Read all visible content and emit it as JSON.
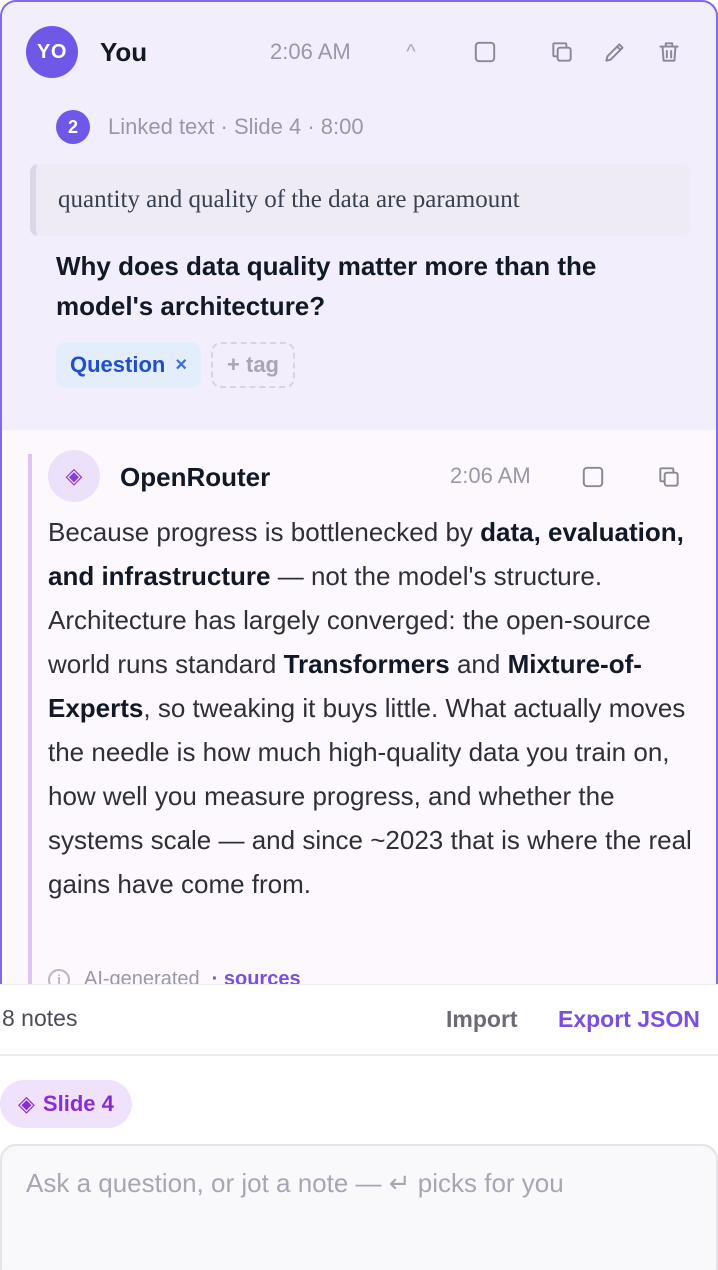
{
  "note": {
    "avatar_initials": "YO",
    "author": "You",
    "time": "2:06 AM",
    "collapse_glyph": "^",
    "linked_count": "2",
    "linked_label": "Linked text · Slide 4 · 8:00",
    "quote": "quantity and quality of the data are paramount",
    "question": "Why does data quality matter more than the model's architecture?",
    "tags": [
      {
        "label": "Question",
        "remove": "×"
      }
    ],
    "add_tag_label": "+ tag",
    "icons": [
      "checkbox-icon",
      "copy-icon",
      "edit-icon",
      "trash-icon"
    ]
  },
  "reply": {
    "logo_glyph": "◈",
    "name": "OpenRouter",
    "time": "2:06 AM",
    "segments": [
      {
        "text": "Because progress is bottlenecked by ",
        "bold": false
      },
      {
        "text": "data, evaluation, and infrastructure",
        "bold": true
      },
      {
        "text": " — not the model's structure. Architecture has largely converged: the open-source world runs standard ",
        "bold": false
      },
      {
        "text": "Transformers",
        "bold": true
      },
      {
        "text": " and ",
        "bold": false
      },
      {
        "text": "Mixture-of-Experts",
        "bold": true
      },
      {
        "text": ", so tweaking it buys little. What actually moves the needle is how much high-quality data you train on, how well you measure progress, and whether the systems scale — and since ~2023 that is where the real gains have come from.",
        "bold": false
      }
    ],
    "footer_label": "AI-generated",
    "footer_sources": "· sources",
    "icons": [
      "checkbox-icon",
      "copy-icon"
    ]
  },
  "toolbar": {
    "notes_count": "8 notes",
    "import_label": "Import",
    "export_label": "Export JSON"
  },
  "composer": {
    "slide_chip_glyph": "◈",
    "slide_chip_label": "Slide 4",
    "placeholder": "Ask a question, or jot a note — ↵ picks for you"
  },
  "colors": {
    "accent": "#6f57e8",
    "brand_purple": "#7a4fe0",
    "card_bg": "#f2eefb",
    "reply_bg": "#fcf8fe",
    "tag_blue": "#1e4fd0"
  }
}
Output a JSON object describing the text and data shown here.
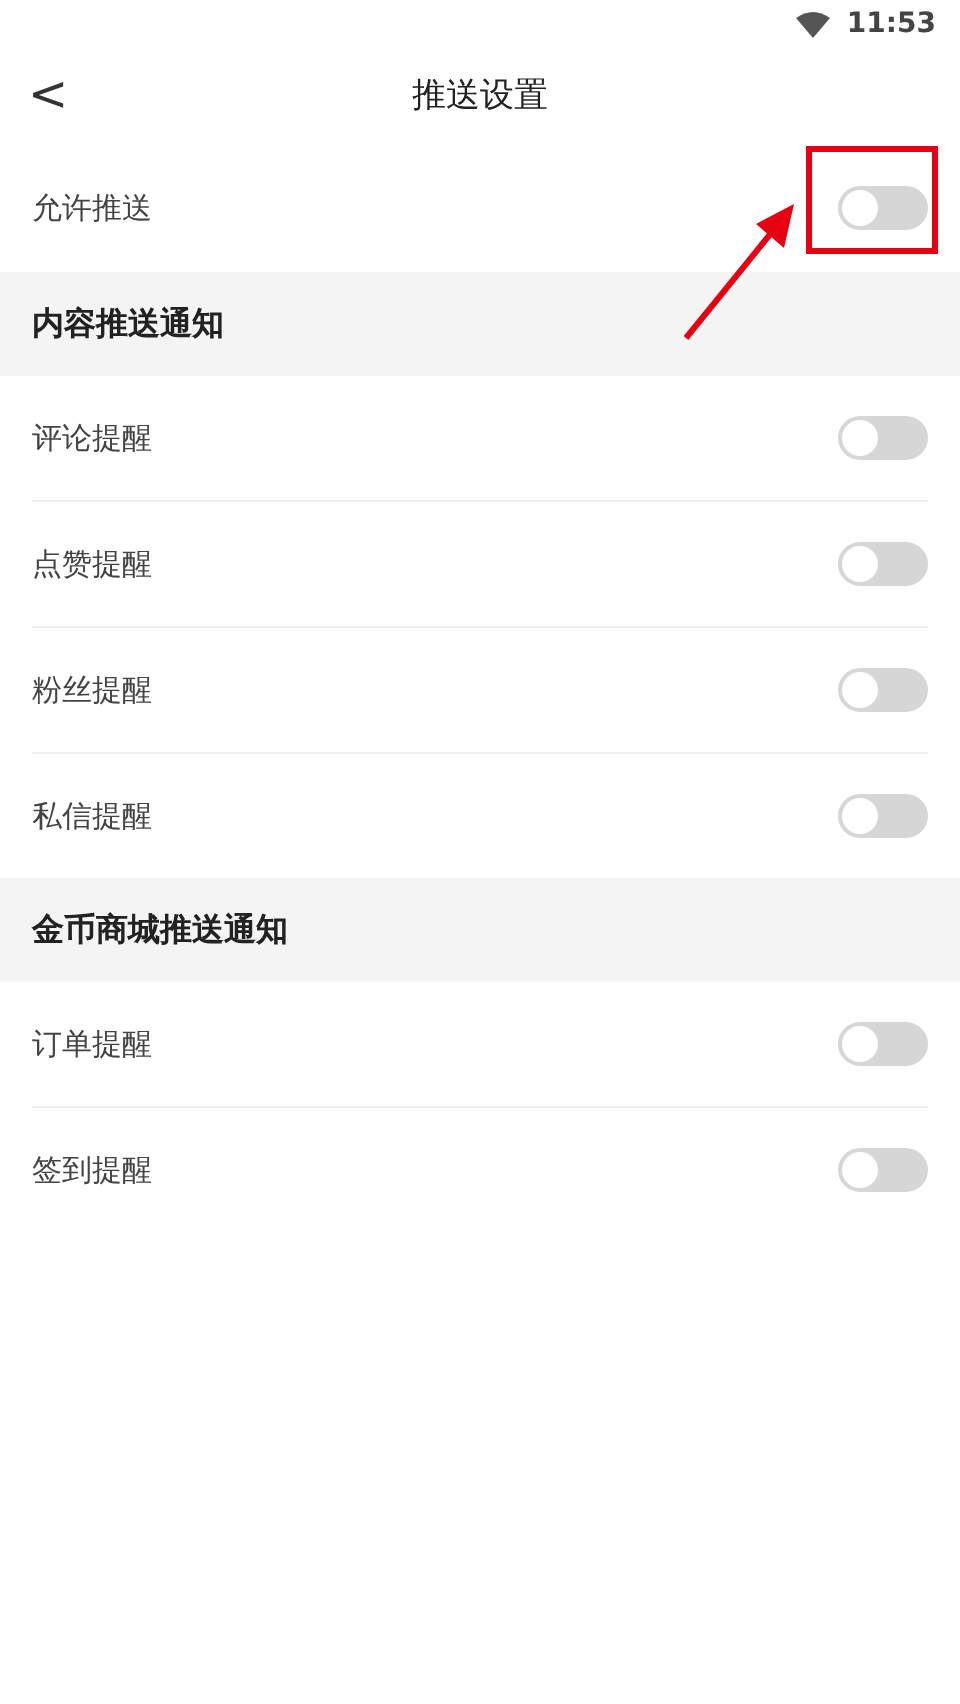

════

> [What you will do] Pull out all lines containing "JSON".

> [Correct response]
Read all visible content and emit it as JSON.
    "export_label": "Export JSON"
Output a JSON object describing the text and data shown here.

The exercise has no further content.